■ WHAT YOU WILL DO ■
Omit the images, then print each record below exactly as it reads.
(INFORMATION PROVIDED)
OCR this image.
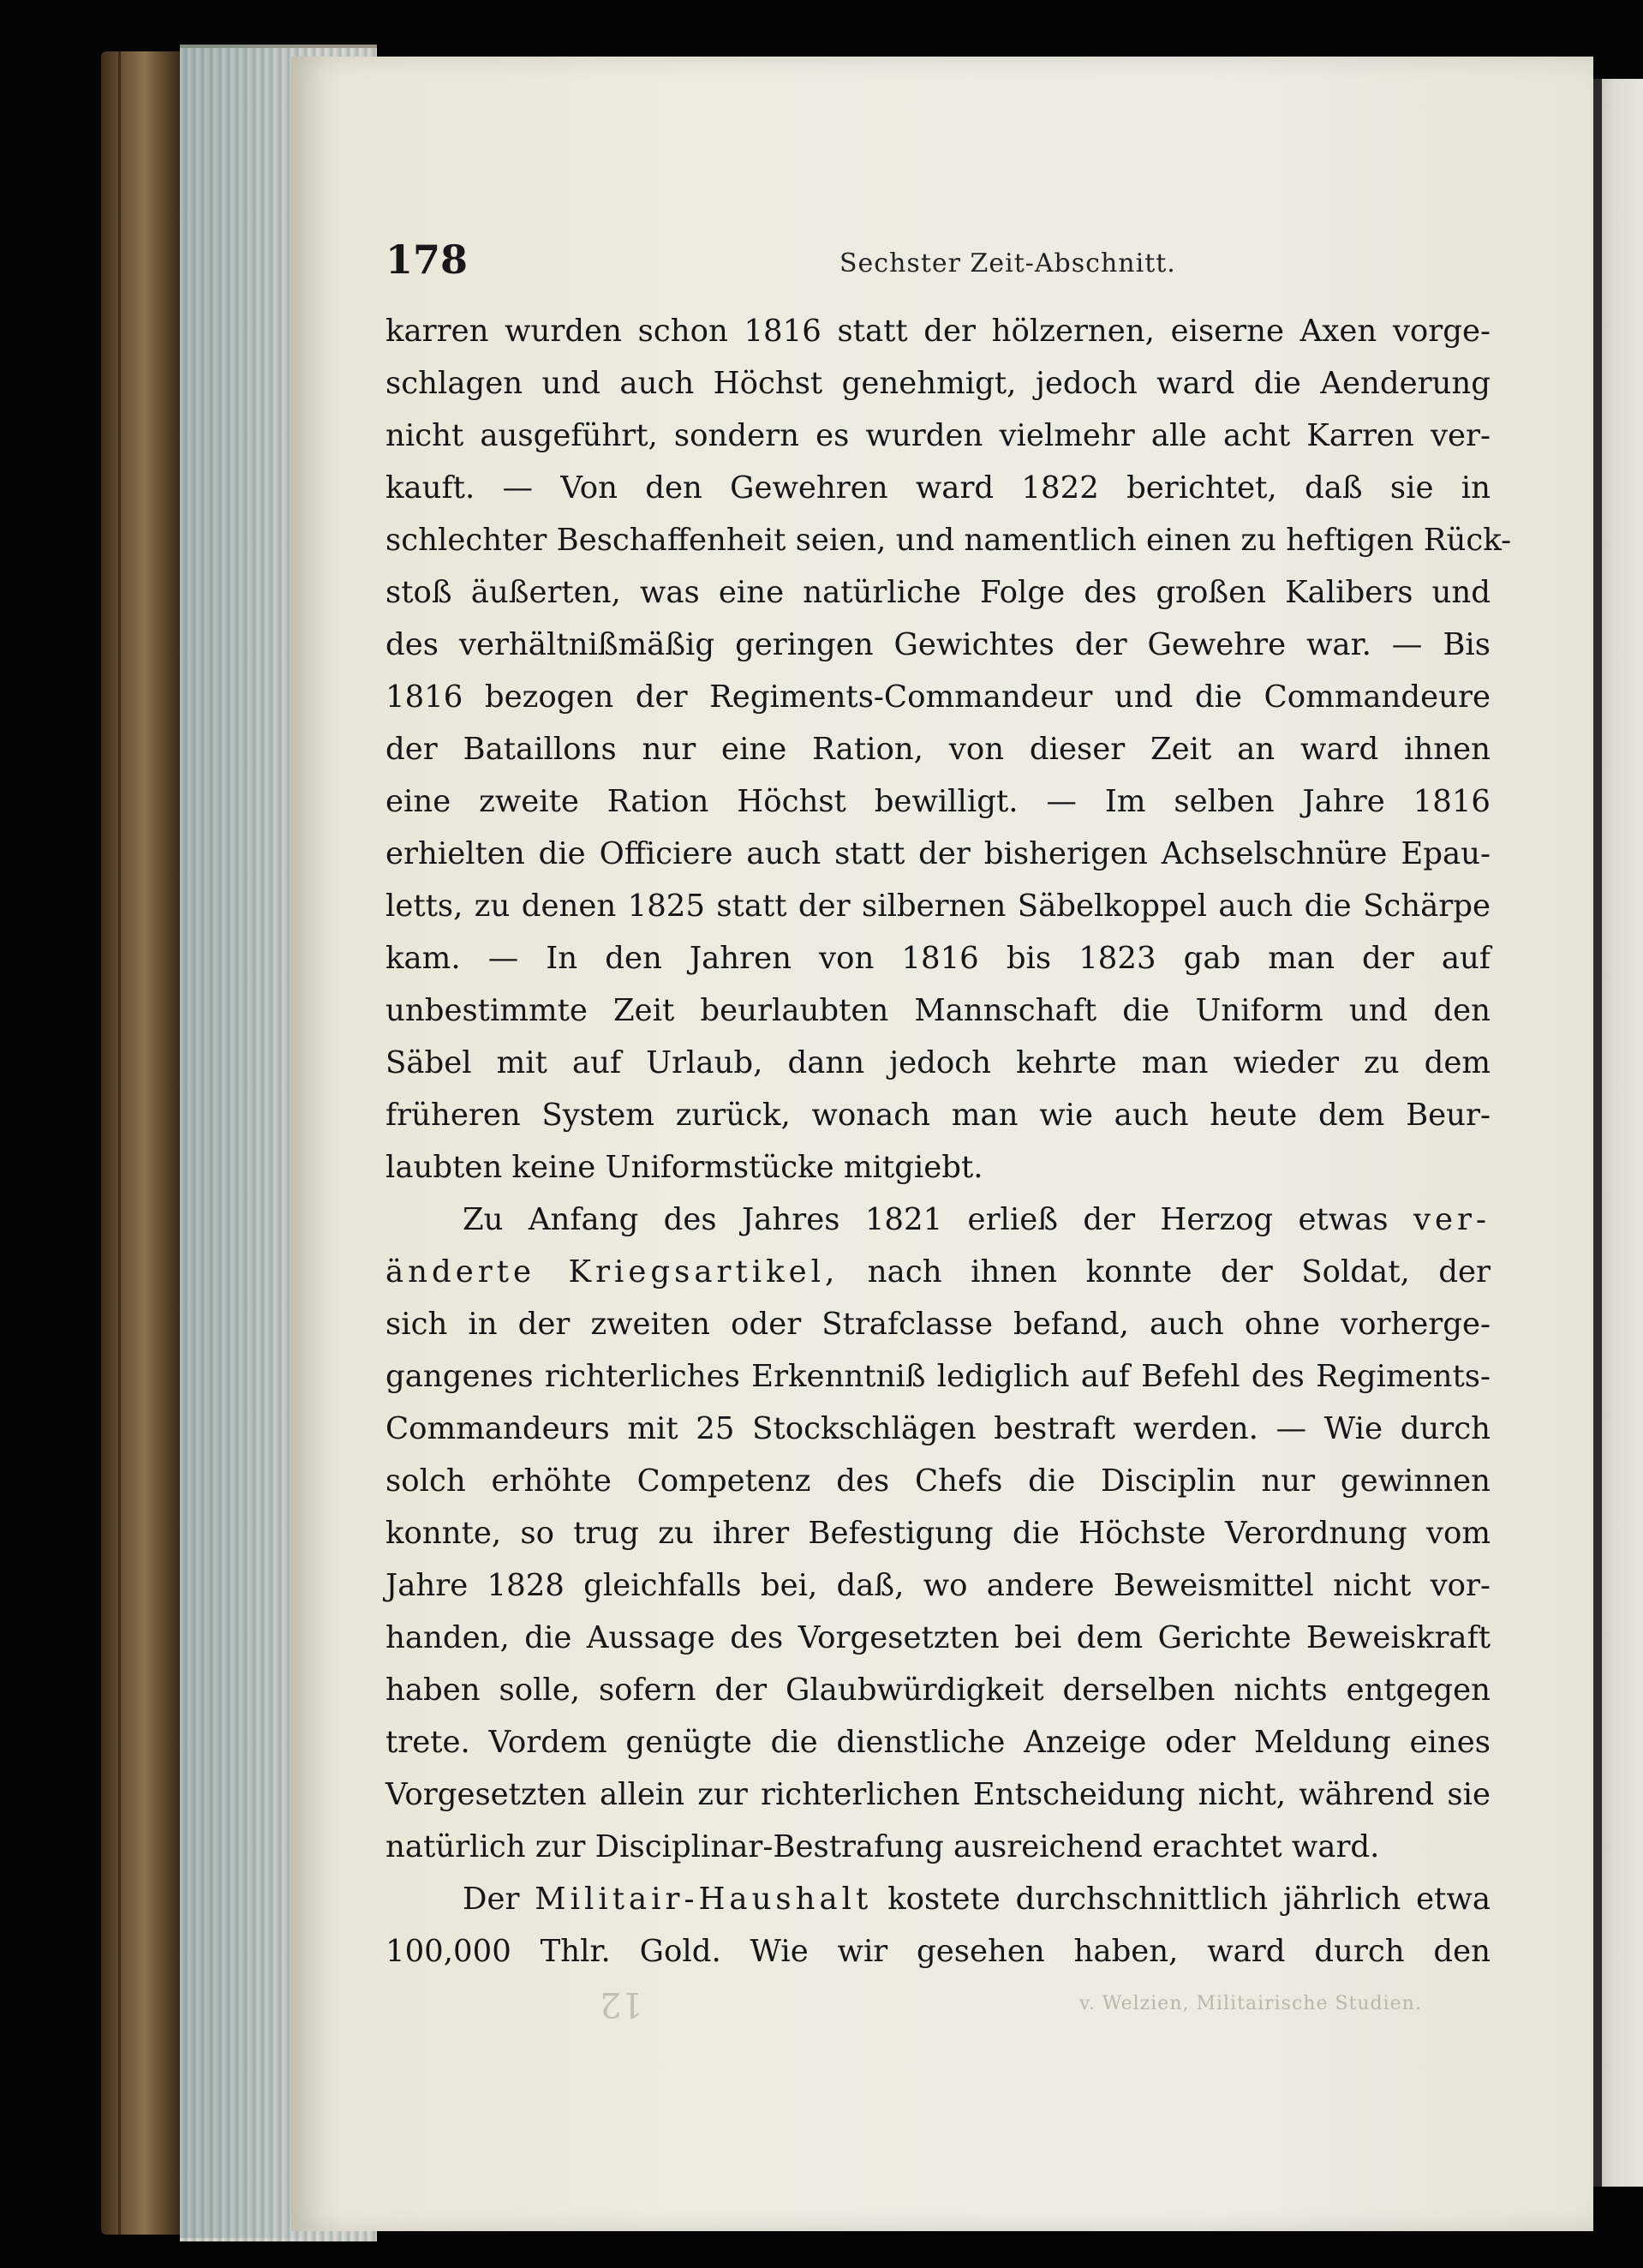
178	Sechster Zeit-Abschnitt.
karren wurden schon 1816 statt der hölzernen, eiserne Axen vorge-
schlagen und auch Höchst genehmigt, jedoch ward die Aenderung
nicht ausgeführt, sondern es wurden vielmehr alle acht Karren ver-
kauft. — Von den Gewehren ward 1822 berichtet, daß sie in
schlechter Beschaffenheit seien, und namentlich einen zu heftigen Rück-
stoß äußerten, was eine natürliche Folge des großen Kalibers und
des verhältnißmäßig geringen Gewichtes der Gewehre war. — Bis
1816 bezogen der Regiments-Commandeur und die Commandeure
der Bataillons nur eine Ration, von dieser Zeit an ward ihnen
eine zweite Ration Höchst bewilligt. — Im selben Jahre 1816
erhielten die Officiere auch statt der bisherigen Achselschnüre Epau-
letts, zu denen 1825 statt der silbernen Säbelkoppel auch die Schärpe
kam. — In den Jahren von 1816 bis 1823 gab man der auf
unbestimmte Zeit beurlaubten Mannschaft die Uniform und den
Säbel mit auf Urlaub, dann jedoch kehrte man wieder zu dem
früheren System zurück, wonach man wie auch heute dem Beur-
laubten keine Uniformstücke mitgiebt.
Zu Anfang des Jahres 1821 erließ der Herzog etwas ver-
änderte Kriegsartikel, nach ihnen konnte der Soldat, der
sich in der zweiten oder Strafclasse befand, auch ohne vorherge-
gangenes richterliches Erkenntniß lediglich auf Befehl des Regiments-
Commandeurs mit 25 Stockschlägen bestraft werden. — Wie durch
solch erhöhte Competenz des Chefs die Disciplin nur gewinnen
konnte, so trug zu ihrer Befestigung die Höchste Verordnung vom
Jahre 1828 gleichfalls bei, daß, wo andere Beweismittel nicht vor-
handen, die Aussage des Vorgesetzten bei dem Gerichte Beweiskraft
haben solle, sofern der Glaubwürdigkeit derselben nichts entgegen
trete. Vordem genügte die dienstliche Anzeige oder Meldung eines
Vorgesetzten allein zur richterlichen Entscheidung nicht, während sie
natürlich zur Disciplinar-Bestrafung ausreichend erachtet ward.
Der Militair-Haushalt kostete durchschnittlich jährlich etwa
100,000 Thlr. Gold. Wie wir gesehen haben, ward durch den
12	v. Welzien, Militairische Studien.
(End INFORMATION PROVIDED)
■ OUTPUT FOR THIS EXERCISE ■
OCR this image.
178	Sechster Zeit-Abschnitt.
karren wurden schon 1816 statt der hölzernen, eiserne Axen vorge-
schlagen und auch Höchst genehmigt, jedoch ward die Aenderung
nicht ausgeführt, sondern es wurden vielmehr alle acht Karren ver-
kauft. — Von den Gewehren ward 1822 berichtet, daß sie in
schlechter Beschaffenheit seien, und namentlich einen zu heftigen Rück-
stoß äußerten, was eine natürliche Folge des großen Kalibers und
des verhältnißmäßig geringen Gewichtes der Gewehre war. — Bis
1816 bezogen der Regiments-Commandeur und die Commandeure
der Bataillons nur eine Ration, von dieser Zeit an ward ihnen
eine zweite Ration Höchst bewilligt. — Im selben Jahre 1816
erhielten die Officiere auch statt der bisherigen Achselschnüre Epau-
letts, zu denen 1825 statt der silbernen Säbelkoppel auch die Schärpe
kam. — In den Jahren von 1816 bis 1823 gab man der auf
unbestimmte Zeit beurlaubten Mannschaft die Uniform und den
Säbel mit auf Urlaub, dann jedoch kehrte man wieder zu dem
früheren System zurück, wonach man wie auch heute dem Beur-
laubten keine Uniformstücke mitgiebt.
Zu Anfang des Jahres 1821 erließ der Herzog etwas ver-
änderte Kriegsartikel, nach ihnen konnte der Soldat, der
sich in der zweiten oder Strafclasse befand, auch ohne vorherge-
gangenes richterliches Erkenntniß lediglich auf Befehl des Regiments-
Commandeurs mit 25 Stockschlägen bestraft werden. — Wie durch
solch erhöhte Competenz des Chefs die Disciplin nur gewinnen
konnte, so trug zu ihrer Befestigung die Höchste Verordnung vom
Jahre 1828 gleichfalls bei, daß, wo andere Beweismittel nicht vor-
handen, die Aussage des Vorgesetzten bei dem Gerichte Beweiskraft
haben solle, sofern der Glaubwürdigkeit derselben nichts entgegen
trete. Vordem genügte die dienstliche Anzeige oder Meldung eines
Vorgesetzten allein zur richterlichen Entscheidung nicht, während sie
natürlich zur Disciplinar-Bestrafung ausreichend erachtet ward.
Der Militair-Haushalt kostete durchschnittlich jährlich etwa
100,000 Thlr. Gold. Wie wir gesehen haben, ward durch den
12	v. Welzien, Militairische Studien.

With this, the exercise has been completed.